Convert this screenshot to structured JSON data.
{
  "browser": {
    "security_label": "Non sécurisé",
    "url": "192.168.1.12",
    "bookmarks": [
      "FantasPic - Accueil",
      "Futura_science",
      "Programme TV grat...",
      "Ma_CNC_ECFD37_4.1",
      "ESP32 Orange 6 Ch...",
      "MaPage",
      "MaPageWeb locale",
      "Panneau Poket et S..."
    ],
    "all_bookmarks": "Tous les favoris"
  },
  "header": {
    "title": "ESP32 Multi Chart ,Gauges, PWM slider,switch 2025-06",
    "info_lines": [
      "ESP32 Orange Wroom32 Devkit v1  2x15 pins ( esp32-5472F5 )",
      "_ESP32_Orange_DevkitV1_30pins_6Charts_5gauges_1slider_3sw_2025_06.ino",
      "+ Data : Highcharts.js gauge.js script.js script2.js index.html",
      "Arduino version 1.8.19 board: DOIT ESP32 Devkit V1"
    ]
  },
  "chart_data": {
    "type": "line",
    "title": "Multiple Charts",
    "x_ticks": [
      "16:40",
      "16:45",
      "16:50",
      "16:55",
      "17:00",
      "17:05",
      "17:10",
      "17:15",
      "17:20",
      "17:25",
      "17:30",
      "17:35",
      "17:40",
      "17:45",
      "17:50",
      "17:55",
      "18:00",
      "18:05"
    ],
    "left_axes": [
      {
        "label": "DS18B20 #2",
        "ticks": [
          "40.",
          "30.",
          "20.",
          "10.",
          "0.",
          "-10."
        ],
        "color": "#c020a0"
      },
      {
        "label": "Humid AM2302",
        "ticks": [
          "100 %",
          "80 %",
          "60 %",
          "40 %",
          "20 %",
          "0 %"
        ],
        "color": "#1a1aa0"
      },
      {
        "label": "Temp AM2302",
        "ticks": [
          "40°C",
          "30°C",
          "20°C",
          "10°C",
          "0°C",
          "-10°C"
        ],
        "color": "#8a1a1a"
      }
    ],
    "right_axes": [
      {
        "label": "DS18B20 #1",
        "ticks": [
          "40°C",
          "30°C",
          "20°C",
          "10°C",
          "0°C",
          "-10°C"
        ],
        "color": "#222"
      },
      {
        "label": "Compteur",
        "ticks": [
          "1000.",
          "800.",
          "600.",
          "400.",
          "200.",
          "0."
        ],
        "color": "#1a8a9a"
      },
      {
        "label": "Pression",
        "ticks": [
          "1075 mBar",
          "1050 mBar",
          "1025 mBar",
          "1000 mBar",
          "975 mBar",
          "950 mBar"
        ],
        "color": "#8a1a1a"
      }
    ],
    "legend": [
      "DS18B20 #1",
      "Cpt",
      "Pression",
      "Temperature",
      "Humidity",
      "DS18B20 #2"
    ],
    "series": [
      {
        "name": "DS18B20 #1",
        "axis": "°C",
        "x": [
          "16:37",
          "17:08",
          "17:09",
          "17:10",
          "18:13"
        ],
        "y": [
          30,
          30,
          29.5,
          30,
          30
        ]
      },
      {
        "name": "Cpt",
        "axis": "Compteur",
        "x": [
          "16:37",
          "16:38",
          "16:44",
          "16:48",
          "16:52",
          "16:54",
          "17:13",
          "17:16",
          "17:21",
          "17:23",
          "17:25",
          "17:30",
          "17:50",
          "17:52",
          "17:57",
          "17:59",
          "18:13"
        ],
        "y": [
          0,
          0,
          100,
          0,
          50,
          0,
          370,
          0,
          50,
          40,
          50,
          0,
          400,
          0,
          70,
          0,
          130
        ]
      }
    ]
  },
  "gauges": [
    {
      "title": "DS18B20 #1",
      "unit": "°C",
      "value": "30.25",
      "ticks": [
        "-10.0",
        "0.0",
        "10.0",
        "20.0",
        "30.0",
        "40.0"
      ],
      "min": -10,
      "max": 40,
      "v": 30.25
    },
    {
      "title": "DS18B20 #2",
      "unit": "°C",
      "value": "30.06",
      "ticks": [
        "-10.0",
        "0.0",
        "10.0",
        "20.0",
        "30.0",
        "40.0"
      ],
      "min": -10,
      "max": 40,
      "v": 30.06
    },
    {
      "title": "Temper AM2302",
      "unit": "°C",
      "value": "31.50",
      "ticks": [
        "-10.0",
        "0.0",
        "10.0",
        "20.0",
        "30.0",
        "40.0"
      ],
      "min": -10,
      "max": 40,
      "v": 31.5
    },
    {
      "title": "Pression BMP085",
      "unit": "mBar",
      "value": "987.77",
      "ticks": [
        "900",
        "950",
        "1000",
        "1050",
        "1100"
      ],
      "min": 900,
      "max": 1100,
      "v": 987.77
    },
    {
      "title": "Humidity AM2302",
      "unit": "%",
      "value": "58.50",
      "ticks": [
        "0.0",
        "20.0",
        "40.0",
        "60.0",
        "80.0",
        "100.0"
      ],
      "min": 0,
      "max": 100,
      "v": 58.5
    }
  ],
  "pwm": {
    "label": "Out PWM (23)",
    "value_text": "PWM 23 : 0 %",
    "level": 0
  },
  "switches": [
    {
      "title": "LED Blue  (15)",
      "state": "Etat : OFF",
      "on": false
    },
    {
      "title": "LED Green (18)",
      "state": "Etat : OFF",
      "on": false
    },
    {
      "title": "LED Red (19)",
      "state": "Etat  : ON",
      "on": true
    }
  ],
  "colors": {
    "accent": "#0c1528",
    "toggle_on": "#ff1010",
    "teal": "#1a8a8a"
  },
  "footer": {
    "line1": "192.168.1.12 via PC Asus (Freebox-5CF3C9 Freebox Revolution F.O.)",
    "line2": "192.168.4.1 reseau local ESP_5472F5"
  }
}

-.-.-

— Do this —
The entries above must be returned exactly.

— Problem solution —
Convert this screenshot to structured JSON data.
{
  "browser": {
    "security_label": "Non sécurisé",
    "url": "192.168.1.12",
    "bookmarks": [
      "FantasPic - Accueil",
      "Futura_science",
      "Programme TV grat...",
      "Ma_CNC_ECFD37_4.1",
      "ESP32 Orange 6 Ch...",
      "MaPage",
      "MaPageWeb locale",
      "Panneau Poket et S..."
    ],
    "all_bookmarks": "Tous les favoris"
  },
  "header": {
    "title": "ESP32 Multi Chart ,Gauges, PWM slider,switch 2025-06",
    "info_lines": [
      "ESP32 Orange Wroom32 Devkit v1  2x15 pins ( esp32-5472F5 )",
      "_ESP32_Orange_DevkitV1_30pins_6Charts_5gauges_1slider_3sw_2025_06.ino",
      "+ Data : Highcharts.js gauge.js script.js script2.js index.html",
      "Arduino version 1.8.19 board: DOIT ESP32 Devkit V1"
    ]
  },
  "chart_data": {
    "type": "line",
    "title": "Multiple Charts",
    "x_ticks": [
      "16:40",
      "16:45",
      "16:50",
      "16:55",
      "17:00",
      "17:05",
      "17:10",
      "17:15",
      "17:20",
      "17:25",
      "17:30",
      "17:35",
      "17:40",
      "17:45",
      "17:50",
      "17:55",
      "18:00",
      "18:05"
    ],
    "left_axes": [
      {
        "label": "DS18B20 #2",
        "ticks": [
          "40.",
          "30.",
          "20.",
          "10.",
          "0.",
          "-10."
        ],
        "color": "#c020a0"
      },
      {
        "label": "Humid AM2302",
        "ticks": [
          "100 %",
          "80 %",
          "60 %",
          "40 %",
          "20 %",
          "0 %"
        ],
        "color": "#1a1aa0"
      },
      {
        "label": "Temp AM2302",
        "ticks": [
          "40°C",
          "30°C",
          "20°C",
          "10°C",
          "0°C",
          "-10°C"
        ],
        "color": "#8a1a1a"
      }
    ],
    "right_axes": [
      {
        "label": "DS18B20 #1",
        "ticks": [
          "40°C",
          "30°C",
          "20°C",
          "10°C",
          "0°C",
          "-10°C"
        ],
        "color": "#222"
      },
      {
        "label": "Compteur",
        "ticks": [
          "1000.",
          "800.",
          "600.",
          "400.",
          "200.",
          "0."
        ],
        "color": "#1a8a9a"
      },
      {
        "label": "Pression",
        "ticks": [
          "1075 mBar",
          "1050 mBar",
          "1025 mBar",
          "1000 mBar",
          "975 mBar",
          "950 mBar"
        ],
        "color": "#8a1a1a"
      }
    ],
    "legend": [
      "DS18B20 #1",
      "Cpt",
      "Pression",
      "Temperature",
      "Humidity",
      "DS18B20 #2"
    ],
    "series": [
      {
        "name": "DS18B20 #1",
        "axis": "°C",
        "x": [
          "16:37",
          "17:08",
          "17:09",
          "17:10",
          "18:13"
        ],
        "y": [
          30,
          30,
          29.5,
          30,
          30
        ]
      },
      {
        "name": "Cpt",
        "axis": "Compteur",
        "x": [
          "16:37",
          "16:38",
          "16:44",
          "16:48",
          "16:52",
          "16:54",
          "17:13",
          "17:16",
          "17:21",
          "17:23",
          "17:25",
          "17:30",
          "17:50",
          "17:52",
          "17:57",
          "17:59",
          "18:13"
        ],
        "y": [
          0,
          0,
          100,
          0,
          50,
          0,
          370,
          0,
          50,
          40,
          50,
          0,
          400,
          0,
          70,
          0,
          130
        ]
      }
    ]
  },
  "gauges": [
    {
      "title": "DS18B20 #1",
      "unit": "°C",
      "value": "30.25",
      "ticks": [
        "-10.0",
        "0.0",
        "10.0",
        "20.0",
        "30.0",
        "40.0"
      ],
      "min": -10,
      "max": 40,
      "v": 30.25
    },
    {
      "title": "DS18B20 #2",
      "unit": "°C",
      "value": "30.06",
      "ticks": [
        "-10.0",
        "0.0",
        "10.0",
        "20.0",
        "30.0",
        "40.0"
      ],
      "min": -10,
      "max": 40,
      "v": 30.06
    },
    {
      "title": "Temper AM2302",
      "unit": "°C",
      "value": "31.50",
      "ticks": [
        "-10.0",
        "0.0",
        "10.0",
        "20.0",
        "30.0",
        "40.0"
      ],
      "min": -10,
      "max": 40,
      "v": 31.5
    },
    {
      "title": "Pression BMP085",
      "unit": "mBar",
      "value": "987.77",
      "ticks": [
        "900",
        "950",
        "1000",
        "1050",
        "1100"
      ],
      "min": 900,
      "max": 1100,
      "v": 987.77
    },
    {
      "title": "Humidity AM2302",
      "unit": "%",
      "value": "58.50",
      "ticks": [
        "0.0",
        "20.0",
        "40.0",
        "60.0",
        "80.0",
        "100.0"
      ],
      "min": 0,
      "max": 100,
      "v": 58.5
    }
  ],
  "pwm": {
    "label": "Out PWM (23)",
    "value_text": "PWM 23 : 0 %",
    "level": 0
  },
  "switches": [
    {
      "title": "LED Blue  (15)",
      "state": "Etat : OFF",
      "on": false
    },
    {
      "title": "LED Green (18)",
      "state": "Etat : OFF",
      "on": false
    },
    {
      "title": "LED Red (19)",
      "state": "Etat  : ON",
      "on": true
    }
  ],
  "colors": {
    "accent": "#0c1528",
    "toggle_on": "#ff1010",
    "teal": "#1a8a8a"
  },
  "footer": {
    "line1": "192.168.1.12 via PC Asus (Freebox-5CF3C9 Freebox Revolution F.O.)",
    "line2": "192.168.4.1 reseau local ESP_5472F5"
  }
}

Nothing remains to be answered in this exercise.